▶ Material for this exercise

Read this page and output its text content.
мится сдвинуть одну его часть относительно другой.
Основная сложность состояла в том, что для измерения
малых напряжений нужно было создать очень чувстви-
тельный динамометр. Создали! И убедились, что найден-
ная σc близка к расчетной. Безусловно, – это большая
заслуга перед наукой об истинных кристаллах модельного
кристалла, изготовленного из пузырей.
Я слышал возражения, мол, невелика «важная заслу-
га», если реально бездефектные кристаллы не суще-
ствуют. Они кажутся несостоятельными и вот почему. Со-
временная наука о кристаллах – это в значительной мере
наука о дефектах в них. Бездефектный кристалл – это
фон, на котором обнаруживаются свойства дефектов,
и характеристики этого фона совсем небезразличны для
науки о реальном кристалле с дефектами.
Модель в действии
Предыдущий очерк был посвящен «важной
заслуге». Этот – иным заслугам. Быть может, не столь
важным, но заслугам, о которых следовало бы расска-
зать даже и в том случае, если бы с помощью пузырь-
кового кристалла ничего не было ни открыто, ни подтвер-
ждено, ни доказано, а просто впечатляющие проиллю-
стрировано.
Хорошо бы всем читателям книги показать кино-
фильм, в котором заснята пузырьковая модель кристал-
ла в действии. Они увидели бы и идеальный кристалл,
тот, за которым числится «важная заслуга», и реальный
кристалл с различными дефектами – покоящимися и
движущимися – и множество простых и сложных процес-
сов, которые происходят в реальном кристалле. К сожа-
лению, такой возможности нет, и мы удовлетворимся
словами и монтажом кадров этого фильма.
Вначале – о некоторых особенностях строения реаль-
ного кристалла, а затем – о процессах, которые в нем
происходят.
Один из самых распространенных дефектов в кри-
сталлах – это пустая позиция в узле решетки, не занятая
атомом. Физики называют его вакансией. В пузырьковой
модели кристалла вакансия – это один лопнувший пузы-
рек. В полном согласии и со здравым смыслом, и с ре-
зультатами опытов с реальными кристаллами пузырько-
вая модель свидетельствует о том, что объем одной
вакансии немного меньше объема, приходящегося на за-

▶ Problem to work on
Output each record precisely as given.

▶ Complete response
Read this page and output its text content.
мится сдвинуть одну его часть относительно другой.
Основная сложность состояла в том, что для измерения
малых напряжений нужно было создать очень чувстви-
тельный динамометр. Создали! И убедились, что найден-
ная σc близка к расчетной. Безусловно, – это большая
заслуга перед наукой об истинных кристаллах модельного
кристалла, изготовленного из пузырей.
Я слышал возражения, мол, невелика «важная заслу-
га», если реально бездефектные кристаллы не суще-
ствуют. Они кажутся несостоятельными и вот почему. Со-
временная наука о кристаллах – это в значительной мере
наука о дефектах в них. Бездефектный кристалл – это
фон, на котором обнаруживаются свойства дефектов,
и характеристики этого фона совсем небезразличны для
науки о реальном кристалле с дефектами.
Модель в действии
Предыдущий очерк был посвящен «важной
заслуге». Этот – иным заслугам. Быть может, не столь
важным, но заслугам, о которых следовало бы расска-
зать даже и в том случае, если бы с помощью пузырь-
кового кристалла ничего не было ни открыто, ни подтвер-
ждено, ни доказано, а просто впечатляющие проиллю-
стрировано.
Хорошо бы всем читателям книги показать кино-
фильм, в котором заснята пузырьковая модель кристал-
ла в действии. Они увидели бы и идеальный кристалл,
тот, за которым числится «важная заслуга», и реальный
кристалл с различными дефектами – покоящимися и
движущимися – и множество простых и сложных процес-
сов, которые происходят в реальном кристалле. К сожа-
лению, такой возможности нет, и мы удовлетворимся
словами и монтажом кадров этого фильма.
Вначале – о некоторых особенностях строения реаль-
ного кристалла, а затем – о процессах, которые в нем
происходят.
Один из самых распространенных дефектов в кри-
сталлах – это пустая позиция в узле решетки, не занятая
атомом. Физики называют его вакансией. В пузырьковой
модели кристалла вакансия – это один лопнувший пузы-
рек. В полном согласии и со здравым смыслом, и с ре-
зультатами опытов с реальными кристаллами пузырько-
вая модель свидетельствует о том, что объем одной
вакансии немного меньше объема, приходящегося на за-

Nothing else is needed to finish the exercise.